● **WORK REQUIRED**: Your task is to extract every entry that follows word for word while excluding the pictures.

● **THE INPUT**:
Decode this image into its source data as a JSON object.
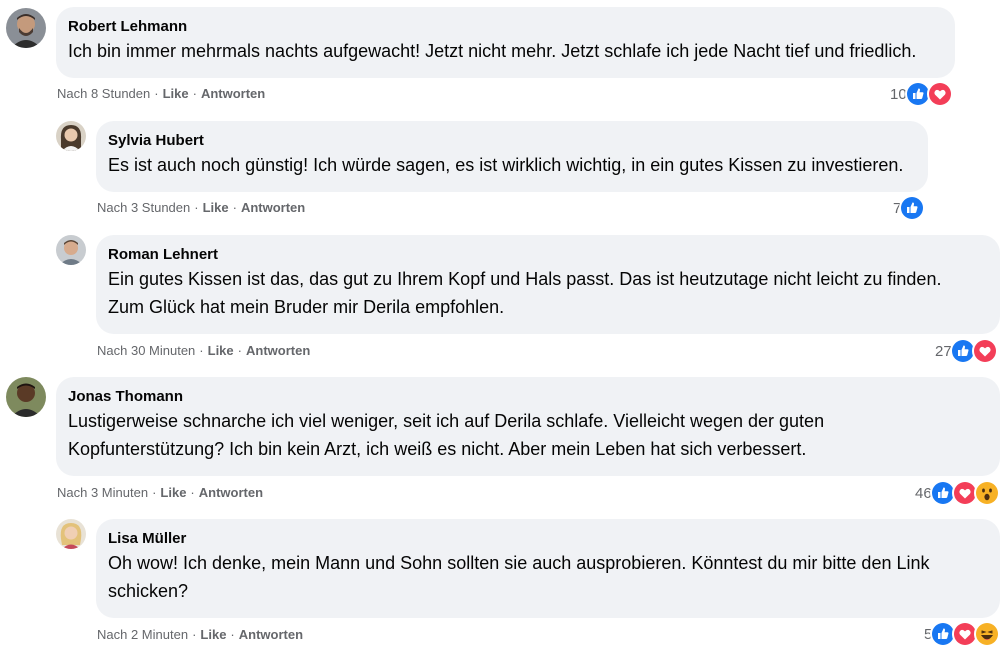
{
  "comments": [
    {
      "author": "Robert Lehmann",
      "text": "Ich bin immer mehrmals nachts aufgewacht! Jetzt nicht mehr. Jetzt schlafe ich jede Nacht tief und friedlich.",
      "time": "Nach 8 Stunden",
      "like": "Like",
      "reply": "Antworten",
      "reactions_count": "10",
      "reactions": [
        "like-icon",
        "love-icon"
      ]
    },
    {
      "author": "Sylvia Hubert",
      "text": "Es ist auch noch günstig! Ich würde sagen, es ist wirklich wichtig, in ein gutes Kissen zu investieren.",
      "time": "Nach 3 Stunden",
      "like": "Like",
      "reply": "Antworten",
      "reactions_count": "7",
      "reactions": [
        "like-icon"
      ]
    },
    {
      "author": "Roman Lehnert",
      "text_lines": [
        "Ein gutes Kissen ist das, das gut zu Ihrem Kopf und Hals passt. Das ist heutzutage nicht leicht zu finden.",
        "Zum Glück hat mein Bruder mir Derila empfohlen."
      ],
      "time": "Nach 30 Minuten",
      "like": "Like",
      "reply": "Antworten",
      "reactions_count": "27",
      "reactions": [
        "like-icon",
        "love-icon"
      ]
    },
    {
      "author": "Jonas Thomann",
      "text_lines": [
        "Lustigerweise schnarche ich viel weniger, seit ich auf Derila schlafe. Vielleicht wegen der guten",
        "Kopfunterstützung? Ich bin kein Arzt, ich weiß es nicht. Aber mein Leben hat sich verbessert."
      ],
      "time": "Nach 3 Minuten",
      "like": "Like",
      "reply": "Antworten",
      "reactions_count": "46",
      "reactions": [
        "like-icon",
        "love-icon",
        "wow-icon"
      ]
    },
    {
      "author": "Lisa Müller",
      "text_lines": [
        "Oh wow! Ich denke, mein Mann und Sohn sollten sie auch ausprobieren. Könntest du mir bitte den Link",
        "schicken?"
      ],
      "time": "Nach 2 Minuten",
      "like": "Like",
      "reply": "Antworten",
      "reactions_count": "5",
      "reactions": [
        "like-icon",
        "love-icon",
        "haha-icon"
      ]
    }
  ],
  "colors": {
    "bubble": "#f0f2f5",
    "meta": "#65676b",
    "like_blue": "#1877f2",
    "love_red": "#f33e58",
    "emoji_yellow": "#f7b125"
  }
}
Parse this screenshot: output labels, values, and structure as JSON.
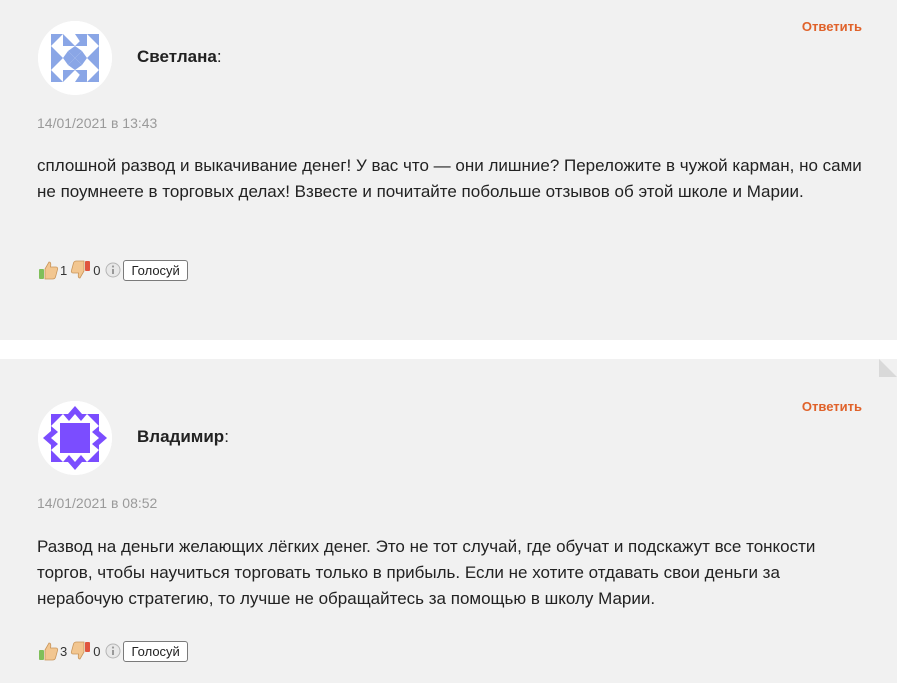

● **FINISHED ANSWER**:
Decode this image into its source data as a JSON object.
{
  "comments": [
    {
      "author": "Robert Lehmann",
      "text": "Ich bin immer mehrmals nachts aufgewacht! Jetzt nicht mehr. Jetzt schlafe ich jede Nacht tief und friedlich.",
      "time": "Nach 8 Stunden",
      "like": "Like",
      "reply": "Antworten",
      "reactions_count": "10",
      "reactions": [
        "like-icon",
        "love-icon"
      ]
    },
    {
      "author": "Sylvia Hubert",
      "text": "Es ist auch noch günstig! Ich würde sagen, es ist wirklich wichtig, in ein gutes Kissen zu investieren.",
      "time": "Nach 3 Stunden",
      "like": "Like",
      "reply": "Antworten",
      "reactions_count": "7",
      "reactions": [
        "like-icon"
      ]
    },
    {
      "author": "Roman Lehnert",
      "text_lines": [
        "Ein gutes Kissen ist das, das gut zu Ihrem Kopf und Hals passt. Das ist heutzutage nicht leicht zu finden.",
        "Zum Glück hat mein Bruder mir Derila empfohlen."
      ],
      "time": "Nach 30 Minuten",
      "like": "Like",
      "reply": "Antworten",
      "reactions_count": "27",
      "reactions": [
        "like-icon",
        "love-icon"
      ]
    },
    {
      "author": "Jonas Thomann",
      "text_lines": [
        "Lustigerweise schnarche ich viel weniger, seit ich auf Derila schlafe. Vielleicht wegen der guten",
        "Kopfunterstützung? Ich bin kein Arzt, ich weiß es nicht. Aber mein Leben hat sich verbessert."
      ],
      "time": "Nach 3 Minuten",
      "like": "Like",
      "reply": "Antworten",
      "reactions_count": "46",
      "reactions": [
        "like-icon",
        "love-icon",
        "wow-icon"
      ]
    },
    {
      "author": "Lisa Müller",
      "text_lines": [
        "Oh wow! Ich denke, mein Mann und Sohn sollten sie auch ausprobieren. Könntest du mir bitte den Link",
        "schicken?"
      ],
      "time": "Nach 2 Minuten",
      "like": "Like",
      "reply": "Antworten",
      "reactions_count": "5",
      "reactions": [
        "like-icon",
        "love-icon",
        "haha-icon"
      ]
    }
  ],
  "colors": {
    "bubble": "#f0f2f5",
    "meta": "#65676b",
    "like_blue": "#1877f2",
    "love_red": "#f33e58",
    "emoji_yellow": "#f7b125"
  }
}
Parse this screenshot: output labels, values, and structure as JSON.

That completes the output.